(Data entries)

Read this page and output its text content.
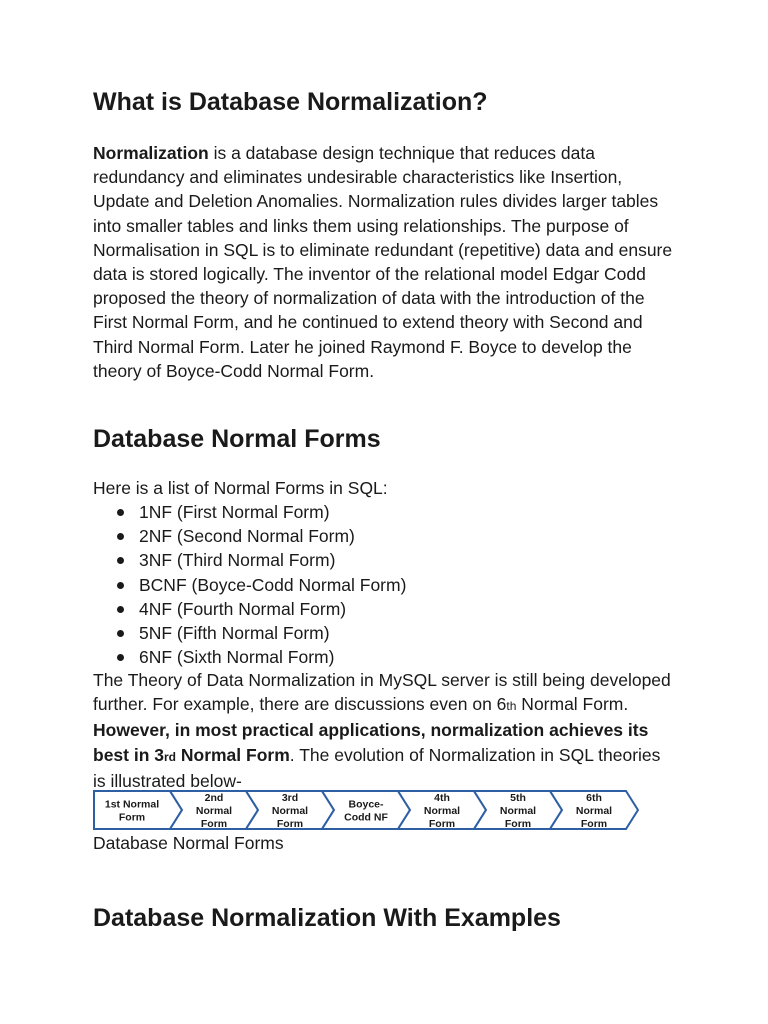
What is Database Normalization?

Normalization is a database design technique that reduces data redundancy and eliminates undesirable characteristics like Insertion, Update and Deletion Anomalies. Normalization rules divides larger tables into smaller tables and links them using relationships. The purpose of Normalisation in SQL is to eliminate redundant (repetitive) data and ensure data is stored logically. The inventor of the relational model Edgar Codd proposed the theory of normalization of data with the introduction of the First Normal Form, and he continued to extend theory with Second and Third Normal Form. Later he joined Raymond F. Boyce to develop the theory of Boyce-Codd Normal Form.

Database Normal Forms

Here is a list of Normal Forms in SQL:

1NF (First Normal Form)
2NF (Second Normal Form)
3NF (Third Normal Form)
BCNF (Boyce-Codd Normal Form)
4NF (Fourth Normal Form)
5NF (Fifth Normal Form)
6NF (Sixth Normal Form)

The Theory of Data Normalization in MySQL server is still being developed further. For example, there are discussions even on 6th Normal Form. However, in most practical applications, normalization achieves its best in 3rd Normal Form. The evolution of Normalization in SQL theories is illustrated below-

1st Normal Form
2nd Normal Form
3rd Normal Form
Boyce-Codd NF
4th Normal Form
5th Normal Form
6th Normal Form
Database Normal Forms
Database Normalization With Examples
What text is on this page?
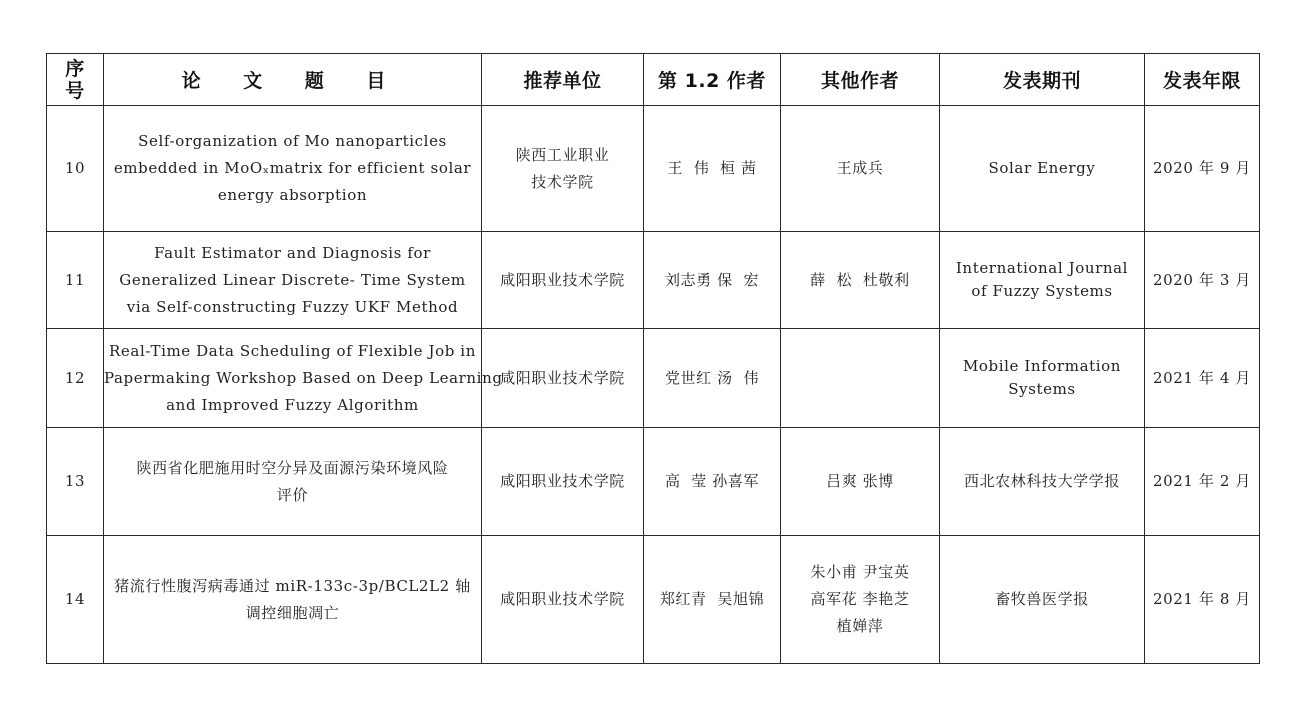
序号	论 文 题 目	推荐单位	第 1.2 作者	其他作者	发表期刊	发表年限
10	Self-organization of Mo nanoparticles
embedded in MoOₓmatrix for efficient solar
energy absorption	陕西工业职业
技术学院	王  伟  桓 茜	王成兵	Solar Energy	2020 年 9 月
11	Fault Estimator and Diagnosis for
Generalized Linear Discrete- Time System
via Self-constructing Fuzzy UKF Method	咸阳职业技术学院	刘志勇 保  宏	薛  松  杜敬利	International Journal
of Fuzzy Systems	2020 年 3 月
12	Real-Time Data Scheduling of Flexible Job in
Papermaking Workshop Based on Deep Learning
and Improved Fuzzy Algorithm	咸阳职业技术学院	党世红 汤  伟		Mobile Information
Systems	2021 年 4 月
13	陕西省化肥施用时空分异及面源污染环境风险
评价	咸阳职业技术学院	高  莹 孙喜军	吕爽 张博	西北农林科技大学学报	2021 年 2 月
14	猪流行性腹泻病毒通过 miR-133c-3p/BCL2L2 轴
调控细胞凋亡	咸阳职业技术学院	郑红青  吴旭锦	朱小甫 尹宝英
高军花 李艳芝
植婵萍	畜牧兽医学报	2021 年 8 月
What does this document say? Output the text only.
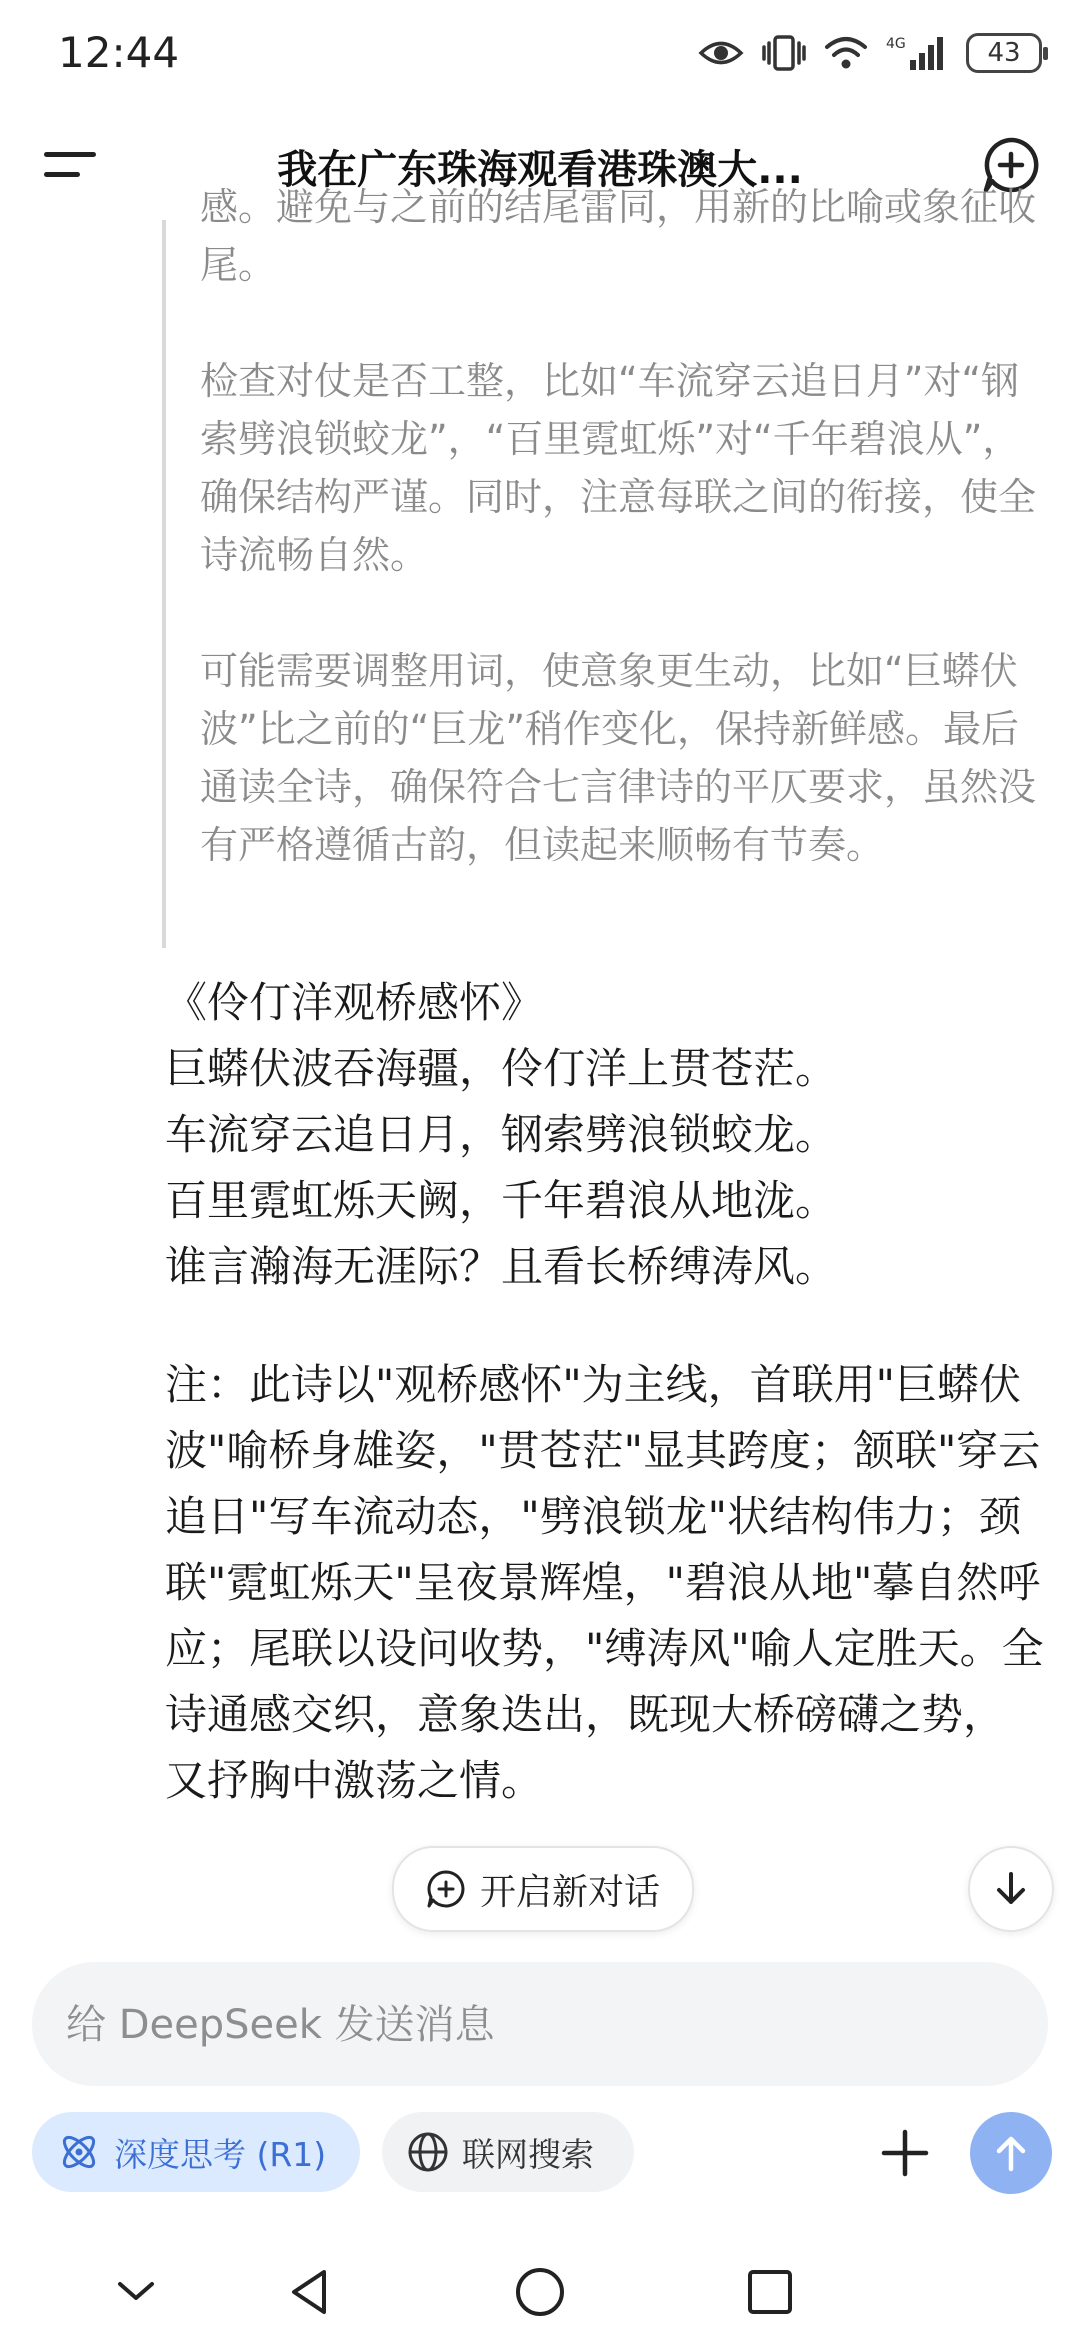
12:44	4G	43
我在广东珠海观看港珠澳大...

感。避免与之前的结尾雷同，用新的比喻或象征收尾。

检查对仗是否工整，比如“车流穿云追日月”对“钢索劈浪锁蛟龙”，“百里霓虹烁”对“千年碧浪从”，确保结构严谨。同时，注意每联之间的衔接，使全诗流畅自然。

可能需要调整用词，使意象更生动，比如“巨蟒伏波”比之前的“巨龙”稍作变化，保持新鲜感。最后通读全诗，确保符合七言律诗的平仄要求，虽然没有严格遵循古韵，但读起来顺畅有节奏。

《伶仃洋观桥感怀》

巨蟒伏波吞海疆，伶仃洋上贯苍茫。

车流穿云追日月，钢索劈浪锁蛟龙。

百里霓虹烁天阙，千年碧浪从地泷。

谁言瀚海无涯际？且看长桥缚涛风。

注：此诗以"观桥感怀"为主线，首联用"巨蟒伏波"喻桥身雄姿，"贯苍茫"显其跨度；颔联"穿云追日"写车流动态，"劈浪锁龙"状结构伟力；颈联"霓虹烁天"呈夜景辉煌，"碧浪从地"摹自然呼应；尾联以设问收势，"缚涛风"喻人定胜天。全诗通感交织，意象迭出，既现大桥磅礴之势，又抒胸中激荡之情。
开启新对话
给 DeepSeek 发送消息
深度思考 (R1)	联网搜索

* AIM OF THE EXERCISE
Leave out the pictures and print every line of the data exactly.

* ANSWER TO THIS PROBLEM
Read this page and output its text content.
What is Database Normalization?

Normalization is a database design technique that reduces data redundancy and eliminates undesirable characteristics like Insertion, Update and Deletion Anomalies. Normalization rules divides larger tables into smaller tables and links them using relationships. The purpose of Normalisation in SQL is to eliminate redundant (repetitive) data and ensure data is stored logically. The inventor of the relational model Edgar Codd proposed the theory of normalization of data with the introduction of the First Normal Form, and he continued to extend theory with Second and Third Normal Form. Later he joined Raymond F. Boyce to develop the theory of Boyce-Codd Normal Form.

Database Normal Forms

Here is a list of Normal Forms in SQL:

1NF (First Normal Form)
2NF (Second Normal Form)
3NF (Third Normal Form)
BCNF (Boyce-Codd Normal Form)
4NF (Fourth Normal Form)
5NF (Fifth Normal Form)
6NF (Sixth Normal Form)

The Theory of Data Normalization in MySQL server is still being developed further. For example, there are discussions even on 6th Normal Form. However, in most practical applications, normalization achieves its best in 3rd Normal Form. The evolution of Normalization in SQL theories is illustrated below-

1st Normal Form
2nd Normal Form
3rd Normal Form
Boyce-Codd NF
4th Normal Form
5th Normal Form
6th Normal Form
Database Normal Forms
Database Normalization With Examples
What text is on this page?
序号	论 文 题 目	推荐单位	第 1.2 作者	其他作者	发表期刊	发表年限
10	Self-organization of Mo nanoparticles
embedded in MoOₓmatrix for efficient solar
energy absorption	陕西工业职业
技术学院	王  伟  桓 茜	王成兵	Solar Energy	2020 年 9 月
11	Fault Estimator and Diagnosis for
Generalized Linear Discrete- Time System
via Self-constructing Fuzzy UKF Method	咸阳职业技术学院	刘志勇 保  宏	薛  松  杜敬利	International Journal
of Fuzzy Systems	2020 年 3 月
12	Real-Time Data Scheduling of Flexible Job in
Papermaking Workshop Based on Deep Learning
and Improved Fuzzy Algorithm	咸阳职业技术学院	党世红 汤  伟		Mobile Information
Systems	2021 年 4 月
13	陕西省化肥施用时空分异及面源污染环境风险
评价	咸阳职业技术学院	高  莹 孙喜军	吕爽 张博	西北农林科技大学学报	2021 年 2 月
14	猪流行性腹泻病毒通过 miR-133c-3p/BCL2L2 轴
调控细胞凋亡	咸阳职业技术学院	郑红青  吴旭锦	朱小甫 尹宝英
高军花 李艳芝
植婵萍	畜牧兽医学报	2021 年 8 月
What does this document say? Output the text only.
12:44	4G	43
我在广东珠海观看港珠澳大...

感。避免与之前的结尾雷同，用新的比喻或象征收尾。

检查对仗是否工整，比如“车流穿云追日月”对“钢索劈浪锁蛟龙”，“百里霓虹烁”对“千年碧浪从”，确保结构严谨。同时，注意每联之间的衔接，使全诗流畅自然。

可能需要调整用词，使意象更生动，比如“巨蟒伏波”比之前的“巨龙”稍作变化，保持新鲜感。最后通读全诗，确保符合七言律诗的平仄要求，虽然没有严格遵循古韵，但读起来顺畅有节奏。

《伶仃洋观桥感怀》

巨蟒伏波吞海疆，伶仃洋上贯苍茫。

车流穿云追日月，钢索劈浪锁蛟龙。

百里霓虹烁天阙，千年碧浪从地泷。

谁言瀚海无涯际？且看长桥缚涛风。

注：此诗以"观桥感怀"为主线，首联用"巨蟒伏波"喻桥身雄姿，"贯苍茫"显其跨度；颔联"穿云追日"写车流动态，"劈浪锁龙"状结构伟力；颈联"霓虹烁天"呈夜景辉煌，"碧浪从地"摹自然呼应；尾联以设问收势，"缚涛风"喻人定胜天。全诗通感交织，意象迭出，既现大桥磅礴之势，又抒胸中激荡之情。
开启新对话
给 DeepSeek 发送消息
深度思考 (R1)	联网搜索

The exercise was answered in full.